(Dataset rows about figures)
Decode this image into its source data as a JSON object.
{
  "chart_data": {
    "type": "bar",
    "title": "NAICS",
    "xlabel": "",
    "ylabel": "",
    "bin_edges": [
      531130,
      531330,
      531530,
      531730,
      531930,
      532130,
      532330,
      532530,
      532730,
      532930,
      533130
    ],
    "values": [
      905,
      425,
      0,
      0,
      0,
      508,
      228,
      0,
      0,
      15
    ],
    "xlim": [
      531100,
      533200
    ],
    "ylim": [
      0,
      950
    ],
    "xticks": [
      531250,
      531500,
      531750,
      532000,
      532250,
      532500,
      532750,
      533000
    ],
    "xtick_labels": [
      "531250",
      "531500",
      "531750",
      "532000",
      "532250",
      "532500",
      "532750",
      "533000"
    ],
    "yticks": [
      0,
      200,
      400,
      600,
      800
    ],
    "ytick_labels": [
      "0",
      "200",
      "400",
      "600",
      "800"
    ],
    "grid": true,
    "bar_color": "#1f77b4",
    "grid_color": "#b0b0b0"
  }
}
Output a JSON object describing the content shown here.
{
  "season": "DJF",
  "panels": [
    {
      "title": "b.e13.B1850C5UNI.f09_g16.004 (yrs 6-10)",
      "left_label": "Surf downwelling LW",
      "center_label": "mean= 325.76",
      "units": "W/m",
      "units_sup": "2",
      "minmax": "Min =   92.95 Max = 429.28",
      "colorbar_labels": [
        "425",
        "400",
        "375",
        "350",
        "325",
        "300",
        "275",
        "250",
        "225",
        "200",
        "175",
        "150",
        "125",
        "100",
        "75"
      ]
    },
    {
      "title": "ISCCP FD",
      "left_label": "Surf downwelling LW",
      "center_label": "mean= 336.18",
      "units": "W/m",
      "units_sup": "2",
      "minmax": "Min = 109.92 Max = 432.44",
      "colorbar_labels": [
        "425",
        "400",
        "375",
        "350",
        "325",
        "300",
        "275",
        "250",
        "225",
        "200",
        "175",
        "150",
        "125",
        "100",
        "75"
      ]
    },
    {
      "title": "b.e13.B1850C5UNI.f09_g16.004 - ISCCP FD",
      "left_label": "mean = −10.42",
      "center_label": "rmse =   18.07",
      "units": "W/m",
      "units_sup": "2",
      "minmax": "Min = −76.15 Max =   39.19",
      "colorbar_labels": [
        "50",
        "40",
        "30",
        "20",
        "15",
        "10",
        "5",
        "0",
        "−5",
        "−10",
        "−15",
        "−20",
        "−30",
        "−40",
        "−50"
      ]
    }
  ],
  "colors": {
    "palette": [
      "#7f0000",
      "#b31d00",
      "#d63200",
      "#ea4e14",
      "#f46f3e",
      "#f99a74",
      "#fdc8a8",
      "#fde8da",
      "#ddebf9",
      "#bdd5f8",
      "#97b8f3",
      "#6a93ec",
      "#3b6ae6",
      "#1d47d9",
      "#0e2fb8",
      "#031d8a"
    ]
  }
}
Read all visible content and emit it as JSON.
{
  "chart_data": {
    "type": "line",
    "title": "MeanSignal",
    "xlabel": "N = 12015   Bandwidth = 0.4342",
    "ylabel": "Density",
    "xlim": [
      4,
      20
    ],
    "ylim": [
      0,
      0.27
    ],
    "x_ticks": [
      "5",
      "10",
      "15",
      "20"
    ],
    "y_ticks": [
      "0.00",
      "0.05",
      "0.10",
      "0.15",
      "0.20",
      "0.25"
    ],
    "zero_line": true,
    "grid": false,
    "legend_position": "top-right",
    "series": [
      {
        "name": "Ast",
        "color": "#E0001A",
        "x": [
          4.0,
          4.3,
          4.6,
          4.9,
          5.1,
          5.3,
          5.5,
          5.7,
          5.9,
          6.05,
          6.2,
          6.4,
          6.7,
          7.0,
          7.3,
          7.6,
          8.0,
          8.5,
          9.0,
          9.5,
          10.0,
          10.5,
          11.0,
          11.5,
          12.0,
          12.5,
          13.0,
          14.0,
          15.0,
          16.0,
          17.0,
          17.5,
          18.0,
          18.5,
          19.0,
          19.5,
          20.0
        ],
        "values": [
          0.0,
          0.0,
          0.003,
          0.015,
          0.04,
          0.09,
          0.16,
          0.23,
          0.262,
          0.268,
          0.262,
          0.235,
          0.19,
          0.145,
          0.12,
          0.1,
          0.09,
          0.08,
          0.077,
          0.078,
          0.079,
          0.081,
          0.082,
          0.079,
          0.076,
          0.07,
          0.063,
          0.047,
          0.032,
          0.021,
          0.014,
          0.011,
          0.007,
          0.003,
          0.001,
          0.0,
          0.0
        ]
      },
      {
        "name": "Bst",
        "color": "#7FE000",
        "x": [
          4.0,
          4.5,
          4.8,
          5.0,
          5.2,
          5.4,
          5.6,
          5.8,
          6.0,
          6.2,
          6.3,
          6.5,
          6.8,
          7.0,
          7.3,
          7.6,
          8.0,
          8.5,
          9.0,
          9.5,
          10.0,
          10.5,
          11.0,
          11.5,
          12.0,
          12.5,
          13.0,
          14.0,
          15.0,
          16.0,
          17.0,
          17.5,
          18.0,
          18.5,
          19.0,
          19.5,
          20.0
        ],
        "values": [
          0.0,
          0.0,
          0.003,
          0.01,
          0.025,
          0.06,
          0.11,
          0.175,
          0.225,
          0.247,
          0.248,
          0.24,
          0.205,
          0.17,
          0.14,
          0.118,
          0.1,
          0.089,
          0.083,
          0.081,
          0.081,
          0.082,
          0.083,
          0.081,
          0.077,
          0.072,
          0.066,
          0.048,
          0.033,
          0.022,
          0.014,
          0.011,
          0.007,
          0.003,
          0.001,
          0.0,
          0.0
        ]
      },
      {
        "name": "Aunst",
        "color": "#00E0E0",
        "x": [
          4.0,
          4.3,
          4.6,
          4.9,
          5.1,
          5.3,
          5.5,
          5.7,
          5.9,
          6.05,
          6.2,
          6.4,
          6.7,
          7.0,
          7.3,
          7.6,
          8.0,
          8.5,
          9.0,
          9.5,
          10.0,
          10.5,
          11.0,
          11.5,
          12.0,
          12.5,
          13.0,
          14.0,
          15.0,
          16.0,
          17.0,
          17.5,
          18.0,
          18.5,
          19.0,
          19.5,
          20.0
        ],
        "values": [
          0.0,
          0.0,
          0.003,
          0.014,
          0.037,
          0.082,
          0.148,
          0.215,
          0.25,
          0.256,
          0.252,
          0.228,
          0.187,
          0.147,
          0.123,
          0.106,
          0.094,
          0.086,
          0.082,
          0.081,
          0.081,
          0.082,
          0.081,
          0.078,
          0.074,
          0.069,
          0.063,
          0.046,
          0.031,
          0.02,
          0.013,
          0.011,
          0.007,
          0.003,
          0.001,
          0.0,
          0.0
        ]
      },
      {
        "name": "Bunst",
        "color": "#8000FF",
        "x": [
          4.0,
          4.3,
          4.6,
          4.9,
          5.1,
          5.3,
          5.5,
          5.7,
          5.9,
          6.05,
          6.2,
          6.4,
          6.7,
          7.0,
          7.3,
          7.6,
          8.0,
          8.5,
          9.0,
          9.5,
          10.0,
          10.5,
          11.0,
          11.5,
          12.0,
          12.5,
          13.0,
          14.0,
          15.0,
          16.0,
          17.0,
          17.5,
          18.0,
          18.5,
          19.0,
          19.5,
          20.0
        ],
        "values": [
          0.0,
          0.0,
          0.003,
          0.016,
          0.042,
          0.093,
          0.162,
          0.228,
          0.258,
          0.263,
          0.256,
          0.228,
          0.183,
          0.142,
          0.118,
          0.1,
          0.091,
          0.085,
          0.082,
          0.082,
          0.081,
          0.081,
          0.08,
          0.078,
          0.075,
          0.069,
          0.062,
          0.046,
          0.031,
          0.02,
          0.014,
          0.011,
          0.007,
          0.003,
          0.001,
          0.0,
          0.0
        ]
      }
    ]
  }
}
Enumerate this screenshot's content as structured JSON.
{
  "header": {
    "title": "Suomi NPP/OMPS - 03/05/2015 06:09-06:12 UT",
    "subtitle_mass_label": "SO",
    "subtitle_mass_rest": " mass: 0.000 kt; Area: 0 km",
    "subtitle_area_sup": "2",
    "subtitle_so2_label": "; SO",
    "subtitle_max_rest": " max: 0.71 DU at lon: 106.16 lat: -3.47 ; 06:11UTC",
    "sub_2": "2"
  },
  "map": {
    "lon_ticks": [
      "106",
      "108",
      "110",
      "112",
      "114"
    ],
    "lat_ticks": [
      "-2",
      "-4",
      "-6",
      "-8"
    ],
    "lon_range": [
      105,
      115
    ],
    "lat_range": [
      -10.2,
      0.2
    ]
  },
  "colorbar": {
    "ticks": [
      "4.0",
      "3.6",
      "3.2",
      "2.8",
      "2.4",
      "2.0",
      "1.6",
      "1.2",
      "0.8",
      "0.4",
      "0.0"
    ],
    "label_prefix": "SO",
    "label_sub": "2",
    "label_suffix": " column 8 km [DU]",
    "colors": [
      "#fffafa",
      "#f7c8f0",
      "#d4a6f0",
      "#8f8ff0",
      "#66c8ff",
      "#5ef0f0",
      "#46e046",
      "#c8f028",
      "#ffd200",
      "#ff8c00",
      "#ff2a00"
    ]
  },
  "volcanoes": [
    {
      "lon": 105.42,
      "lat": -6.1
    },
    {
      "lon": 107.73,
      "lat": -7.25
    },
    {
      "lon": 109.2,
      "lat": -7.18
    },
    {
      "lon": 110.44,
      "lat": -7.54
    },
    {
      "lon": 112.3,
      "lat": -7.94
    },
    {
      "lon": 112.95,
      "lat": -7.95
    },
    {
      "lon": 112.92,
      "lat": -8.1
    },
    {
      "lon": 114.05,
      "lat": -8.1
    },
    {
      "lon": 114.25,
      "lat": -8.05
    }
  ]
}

◆ GOAL ◆
Search the data for the word "content" and copy each line where it appears.

◆ ANSWER TO THIS PROBLEM ◆
Output a JSON object describing the content shown here.
Read all visible content and emit it as JSON.
Enumerate this screenshot's content as structured JSON.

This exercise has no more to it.